▸ Data for the task:
>> Begin

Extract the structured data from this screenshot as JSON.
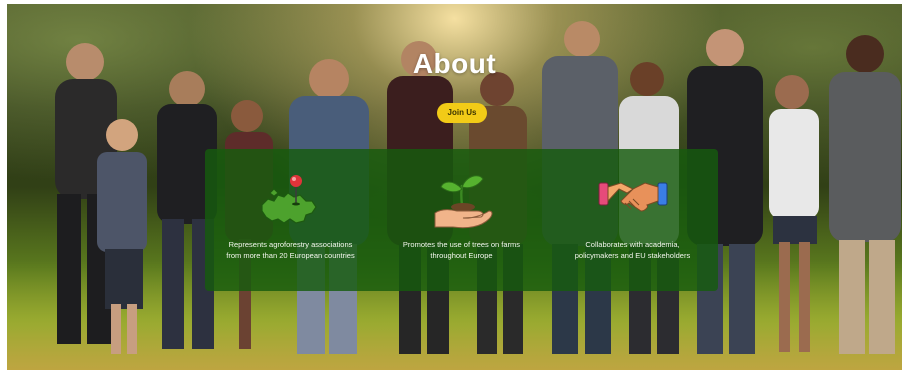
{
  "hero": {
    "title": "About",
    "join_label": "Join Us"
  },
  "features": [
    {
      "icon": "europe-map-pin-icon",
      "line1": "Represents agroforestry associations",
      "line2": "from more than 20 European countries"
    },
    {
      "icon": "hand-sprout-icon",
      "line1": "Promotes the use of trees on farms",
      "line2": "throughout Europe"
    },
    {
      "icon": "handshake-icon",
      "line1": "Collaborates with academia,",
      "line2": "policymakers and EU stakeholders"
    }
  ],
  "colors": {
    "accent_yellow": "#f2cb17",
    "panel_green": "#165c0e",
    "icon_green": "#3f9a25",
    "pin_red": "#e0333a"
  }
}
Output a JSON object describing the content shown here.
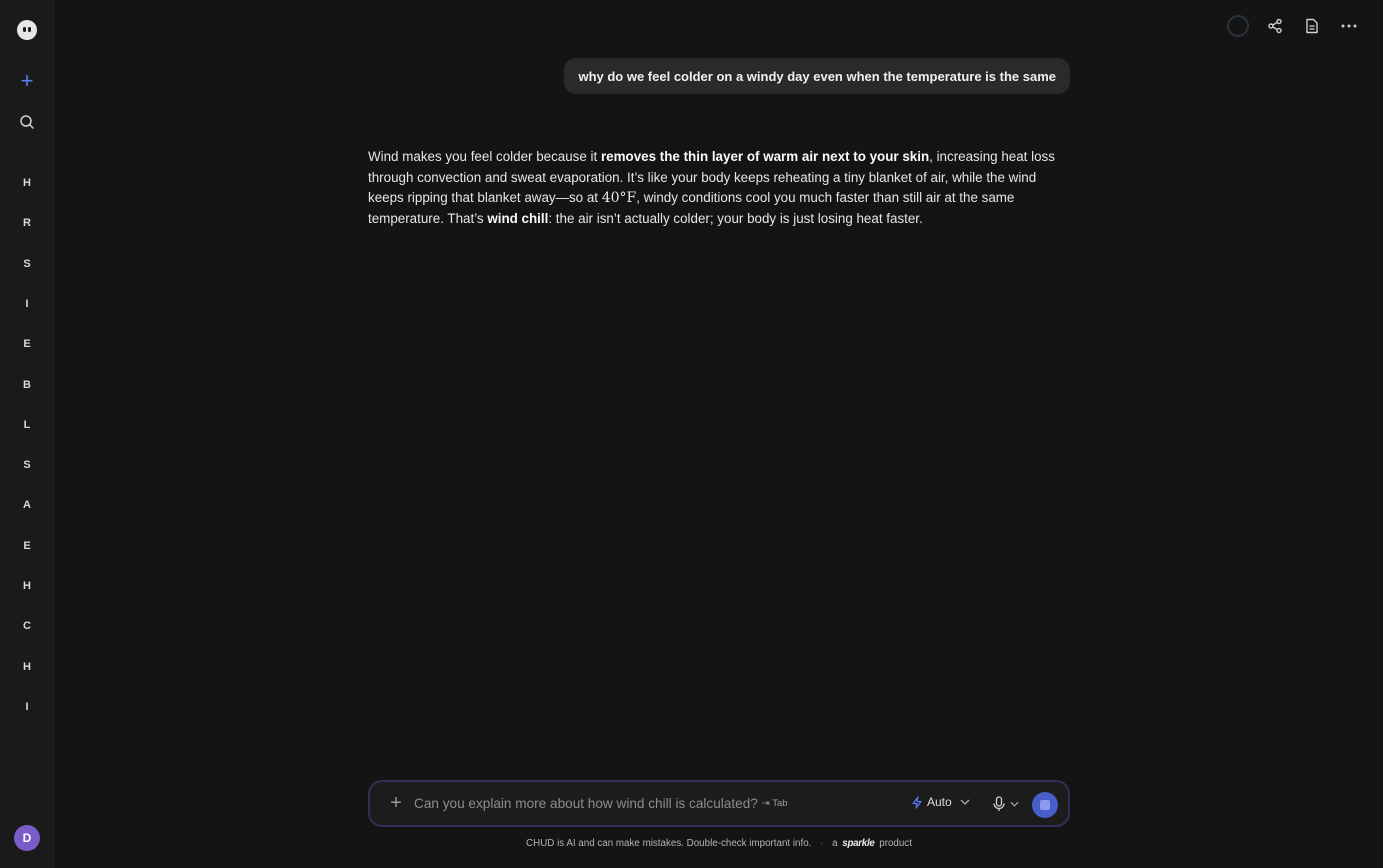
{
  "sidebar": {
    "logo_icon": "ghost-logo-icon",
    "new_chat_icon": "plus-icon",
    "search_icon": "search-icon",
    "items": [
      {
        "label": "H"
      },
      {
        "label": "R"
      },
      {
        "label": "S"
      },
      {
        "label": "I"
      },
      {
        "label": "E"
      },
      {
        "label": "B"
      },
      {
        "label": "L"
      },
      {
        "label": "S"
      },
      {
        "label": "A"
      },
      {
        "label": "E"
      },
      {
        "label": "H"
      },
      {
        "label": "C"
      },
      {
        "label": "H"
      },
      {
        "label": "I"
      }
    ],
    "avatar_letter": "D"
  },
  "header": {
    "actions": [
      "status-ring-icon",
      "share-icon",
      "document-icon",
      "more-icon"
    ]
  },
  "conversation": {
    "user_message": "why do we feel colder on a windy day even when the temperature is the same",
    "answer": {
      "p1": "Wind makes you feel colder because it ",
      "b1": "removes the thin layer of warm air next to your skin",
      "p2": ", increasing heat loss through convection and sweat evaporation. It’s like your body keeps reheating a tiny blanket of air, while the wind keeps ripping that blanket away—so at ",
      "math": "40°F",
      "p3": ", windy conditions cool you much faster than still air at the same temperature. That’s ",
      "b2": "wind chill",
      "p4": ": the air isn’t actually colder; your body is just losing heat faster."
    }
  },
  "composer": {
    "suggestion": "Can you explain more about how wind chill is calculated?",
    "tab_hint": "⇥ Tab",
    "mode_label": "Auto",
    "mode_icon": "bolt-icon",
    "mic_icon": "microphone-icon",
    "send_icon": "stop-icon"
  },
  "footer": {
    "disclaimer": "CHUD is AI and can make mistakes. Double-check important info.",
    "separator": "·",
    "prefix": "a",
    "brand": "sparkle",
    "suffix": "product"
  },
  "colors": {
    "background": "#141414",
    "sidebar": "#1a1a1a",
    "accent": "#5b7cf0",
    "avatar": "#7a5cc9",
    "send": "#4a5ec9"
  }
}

>> End

▸ To be done:
Transcribe the records word for word and include no pictures.

▸ Task response:
Extract the structured data from this screenshot as JSON.
{
  "hero": {
    "title": "About",
    "join_label": "Join Us"
  },
  "features": [
    {
      "icon": "europe-map-pin-icon",
      "line1": "Represents agroforestry associations",
      "line2": "from more than 20 European countries"
    },
    {
      "icon": "hand-sprout-icon",
      "line1": "Promotes the use of trees on farms",
      "line2": "throughout Europe"
    },
    {
      "icon": "handshake-icon",
      "line1": "Collaborates with academia,",
      "line2": "policymakers and EU stakeholders"
    }
  ],
  "colors": {
    "accent_yellow": "#f2cb17",
    "panel_green": "#165c0e",
    "icon_green": "#3f9a25",
    "pin_red": "#e0333a"
  }
}
Output a JSON object describing the content shown here.
{
  "sidebar": {
    "logo_icon": "ghost-logo-icon",
    "new_chat_icon": "plus-icon",
    "search_icon": "search-icon",
    "items": [
      {
        "label": "H"
      },
      {
        "label": "R"
      },
      {
        "label": "S"
      },
      {
        "label": "I"
      },
      {
        "label": "E"
      },
      {
        "label": "B"
      },
      {
        "label": "L"
      },
      {
        "label": "S"
      },
      {
        "label": "A"
      },
      {
        "label": "E"
      },
      {
        "label": "H"
      },
      {
        "label": "C"
      },
      {
        "label": "H"
      },
      {
        "label": "I"
      }
    ],
    "avatar_letter": "D"
  },
  "header": {
    "actions": [
      "status-ring-icon",
      "share-icon",
      "document-icon",
      "more-icon"
    ]
  },
  "conversation": {
    "user_message": "why do we feel colder on a windy day even when the temperature is the same",
    "answer": {
      "p1": "Wind makes you feel colder because it ",
      "b1": "removes the thin layer of warm air next to your skin",
      "p2": ", increasing heat loss through convection and sweat evaporation. It’s like your body keeps reheating a tiny blanket of air, while the wind keeps ripping that blanket away—so at ",
      "math": "40°F",
      "p3": ", windy conditions cool you much faster than still air at the same temperature. That’s ",
      "b2": "wind chill",
      "p4": ": the air isn’t actually colder; your body is just losing heat faster."
    }
  },
  "composer": {
    "suggestion": "Can you explain more about how wind chill is calculated?",
    "tab_hint": "⇥ Tab",
    "mode_label": "Auto",
    "mode_icon": "bolt-icon",
    "mic_icon": "microphone-icon",
    "send_icon": "stop-icon"
  },
  "footer": {
    "disclaimer": "CHUD is AI and can make mistakes. Double-check important info.",
    "separator": "·",
    "prefix": "a",
    "brand": "sparkle",
    "suffix": "product"
  },
  "colors": {
    "background": "#141414",
    "sidebar": "#1a1a1a",
    "accent": "#5b7cf0",
    "avatar": "#7a5cc9",
    "send": "#4a5ec9"
  }
}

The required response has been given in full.